▶ [To do] Of the lines in this listing, how many contain the word "seen"? Give the number and nothing else.

▶ [Data for this task]
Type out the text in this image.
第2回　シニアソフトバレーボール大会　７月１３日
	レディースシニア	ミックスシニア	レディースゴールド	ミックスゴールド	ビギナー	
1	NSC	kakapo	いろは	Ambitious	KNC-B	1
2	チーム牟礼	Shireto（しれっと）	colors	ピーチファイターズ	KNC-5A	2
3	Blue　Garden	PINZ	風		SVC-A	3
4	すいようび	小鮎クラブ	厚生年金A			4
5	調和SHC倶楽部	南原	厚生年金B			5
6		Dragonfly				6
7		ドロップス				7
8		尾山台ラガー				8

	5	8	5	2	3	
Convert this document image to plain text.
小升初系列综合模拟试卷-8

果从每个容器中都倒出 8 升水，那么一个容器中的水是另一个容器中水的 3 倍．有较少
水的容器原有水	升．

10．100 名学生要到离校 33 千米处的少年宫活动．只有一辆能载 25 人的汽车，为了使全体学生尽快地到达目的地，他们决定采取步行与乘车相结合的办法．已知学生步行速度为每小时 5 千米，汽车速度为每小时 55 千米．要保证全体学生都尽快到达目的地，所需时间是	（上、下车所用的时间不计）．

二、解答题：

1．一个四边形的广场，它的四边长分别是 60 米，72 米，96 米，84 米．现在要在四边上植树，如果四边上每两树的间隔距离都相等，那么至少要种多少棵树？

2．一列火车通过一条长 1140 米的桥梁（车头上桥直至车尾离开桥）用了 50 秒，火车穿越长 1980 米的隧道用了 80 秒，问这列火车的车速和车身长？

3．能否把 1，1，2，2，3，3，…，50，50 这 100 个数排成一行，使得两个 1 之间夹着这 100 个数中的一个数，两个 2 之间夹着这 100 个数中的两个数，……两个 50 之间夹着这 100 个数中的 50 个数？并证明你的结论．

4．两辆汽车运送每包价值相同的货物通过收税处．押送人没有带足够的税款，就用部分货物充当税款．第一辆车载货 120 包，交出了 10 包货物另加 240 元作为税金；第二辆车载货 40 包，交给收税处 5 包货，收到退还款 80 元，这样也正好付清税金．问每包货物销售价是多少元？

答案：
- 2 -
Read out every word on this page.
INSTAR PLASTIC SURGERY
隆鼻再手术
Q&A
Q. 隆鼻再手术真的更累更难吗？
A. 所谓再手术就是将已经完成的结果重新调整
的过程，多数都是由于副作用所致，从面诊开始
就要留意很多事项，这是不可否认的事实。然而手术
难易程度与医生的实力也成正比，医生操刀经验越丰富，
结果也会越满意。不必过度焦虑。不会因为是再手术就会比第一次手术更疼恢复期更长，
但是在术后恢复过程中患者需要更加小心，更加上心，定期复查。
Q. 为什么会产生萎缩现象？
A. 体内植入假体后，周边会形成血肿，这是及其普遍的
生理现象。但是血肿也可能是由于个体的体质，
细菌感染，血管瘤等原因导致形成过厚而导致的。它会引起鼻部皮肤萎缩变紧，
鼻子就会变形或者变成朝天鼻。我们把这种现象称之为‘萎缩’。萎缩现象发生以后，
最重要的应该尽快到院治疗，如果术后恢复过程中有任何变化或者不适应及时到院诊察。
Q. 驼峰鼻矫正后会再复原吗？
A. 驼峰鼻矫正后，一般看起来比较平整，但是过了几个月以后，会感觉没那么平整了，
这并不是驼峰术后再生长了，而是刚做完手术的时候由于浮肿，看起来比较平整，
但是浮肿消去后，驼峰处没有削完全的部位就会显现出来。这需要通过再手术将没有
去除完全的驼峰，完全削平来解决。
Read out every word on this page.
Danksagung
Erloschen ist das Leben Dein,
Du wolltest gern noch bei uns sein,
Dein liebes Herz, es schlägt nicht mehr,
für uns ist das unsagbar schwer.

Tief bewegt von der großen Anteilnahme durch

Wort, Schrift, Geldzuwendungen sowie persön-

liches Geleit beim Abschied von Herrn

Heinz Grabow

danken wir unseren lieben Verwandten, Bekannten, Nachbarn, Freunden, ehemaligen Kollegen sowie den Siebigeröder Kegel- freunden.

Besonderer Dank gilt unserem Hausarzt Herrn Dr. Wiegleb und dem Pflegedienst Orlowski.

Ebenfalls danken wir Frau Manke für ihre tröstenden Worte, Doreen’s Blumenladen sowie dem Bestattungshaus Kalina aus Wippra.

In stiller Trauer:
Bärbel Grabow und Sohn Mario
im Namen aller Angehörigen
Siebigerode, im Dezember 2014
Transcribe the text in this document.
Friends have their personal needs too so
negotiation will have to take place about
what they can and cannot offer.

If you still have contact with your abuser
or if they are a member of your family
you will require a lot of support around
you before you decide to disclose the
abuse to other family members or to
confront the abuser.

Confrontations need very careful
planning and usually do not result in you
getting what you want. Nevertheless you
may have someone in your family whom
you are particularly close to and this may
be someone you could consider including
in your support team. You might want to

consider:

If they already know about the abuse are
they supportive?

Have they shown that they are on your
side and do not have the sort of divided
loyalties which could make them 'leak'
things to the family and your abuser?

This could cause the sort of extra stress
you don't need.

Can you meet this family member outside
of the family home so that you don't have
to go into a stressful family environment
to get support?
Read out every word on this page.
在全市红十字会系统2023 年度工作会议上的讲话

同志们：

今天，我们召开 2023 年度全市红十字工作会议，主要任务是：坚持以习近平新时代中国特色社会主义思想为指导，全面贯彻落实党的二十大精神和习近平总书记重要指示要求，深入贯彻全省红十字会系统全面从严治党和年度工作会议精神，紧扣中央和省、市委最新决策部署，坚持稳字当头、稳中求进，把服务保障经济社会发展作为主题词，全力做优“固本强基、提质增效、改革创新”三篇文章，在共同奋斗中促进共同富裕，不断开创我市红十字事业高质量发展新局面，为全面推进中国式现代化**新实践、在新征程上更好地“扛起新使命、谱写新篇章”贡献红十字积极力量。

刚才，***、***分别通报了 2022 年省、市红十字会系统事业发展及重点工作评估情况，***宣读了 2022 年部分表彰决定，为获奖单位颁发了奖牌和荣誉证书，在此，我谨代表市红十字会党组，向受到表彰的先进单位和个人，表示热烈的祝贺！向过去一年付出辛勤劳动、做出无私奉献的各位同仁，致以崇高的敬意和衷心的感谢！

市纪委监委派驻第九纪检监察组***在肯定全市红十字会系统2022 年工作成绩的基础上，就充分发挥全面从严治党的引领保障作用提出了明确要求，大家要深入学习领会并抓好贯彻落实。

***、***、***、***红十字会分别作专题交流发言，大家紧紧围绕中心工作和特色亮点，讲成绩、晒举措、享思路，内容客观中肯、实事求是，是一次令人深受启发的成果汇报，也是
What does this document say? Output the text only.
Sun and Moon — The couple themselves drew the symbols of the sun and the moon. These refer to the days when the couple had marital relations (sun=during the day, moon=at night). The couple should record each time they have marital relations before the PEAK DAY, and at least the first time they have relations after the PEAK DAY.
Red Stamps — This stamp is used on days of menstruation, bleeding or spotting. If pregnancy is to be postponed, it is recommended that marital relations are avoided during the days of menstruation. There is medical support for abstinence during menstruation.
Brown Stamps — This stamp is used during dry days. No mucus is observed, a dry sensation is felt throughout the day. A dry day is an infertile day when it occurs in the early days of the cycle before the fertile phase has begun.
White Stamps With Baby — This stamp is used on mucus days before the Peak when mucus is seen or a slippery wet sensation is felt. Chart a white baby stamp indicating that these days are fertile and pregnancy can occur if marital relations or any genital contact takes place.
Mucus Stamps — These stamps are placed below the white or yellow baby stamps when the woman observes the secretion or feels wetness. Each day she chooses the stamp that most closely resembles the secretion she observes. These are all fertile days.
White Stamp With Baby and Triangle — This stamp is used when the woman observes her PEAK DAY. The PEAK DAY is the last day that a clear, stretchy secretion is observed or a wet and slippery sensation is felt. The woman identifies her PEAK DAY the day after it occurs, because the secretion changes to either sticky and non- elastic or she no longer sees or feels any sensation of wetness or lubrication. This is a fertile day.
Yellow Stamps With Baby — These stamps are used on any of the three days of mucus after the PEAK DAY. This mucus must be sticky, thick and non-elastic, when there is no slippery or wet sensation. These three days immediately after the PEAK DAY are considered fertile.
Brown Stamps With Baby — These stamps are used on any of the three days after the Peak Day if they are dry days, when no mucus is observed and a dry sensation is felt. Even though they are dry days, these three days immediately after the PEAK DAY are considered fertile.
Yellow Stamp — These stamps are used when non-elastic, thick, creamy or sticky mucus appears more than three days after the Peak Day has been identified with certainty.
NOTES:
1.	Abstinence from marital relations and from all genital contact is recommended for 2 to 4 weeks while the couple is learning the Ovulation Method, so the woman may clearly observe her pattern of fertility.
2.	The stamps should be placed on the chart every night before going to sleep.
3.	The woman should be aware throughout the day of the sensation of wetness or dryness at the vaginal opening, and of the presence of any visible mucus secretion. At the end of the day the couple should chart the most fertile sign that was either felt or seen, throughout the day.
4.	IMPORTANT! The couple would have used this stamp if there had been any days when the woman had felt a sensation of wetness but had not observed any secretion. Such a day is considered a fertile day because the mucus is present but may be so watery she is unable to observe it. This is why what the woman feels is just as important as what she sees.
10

▶ [Task solution] 2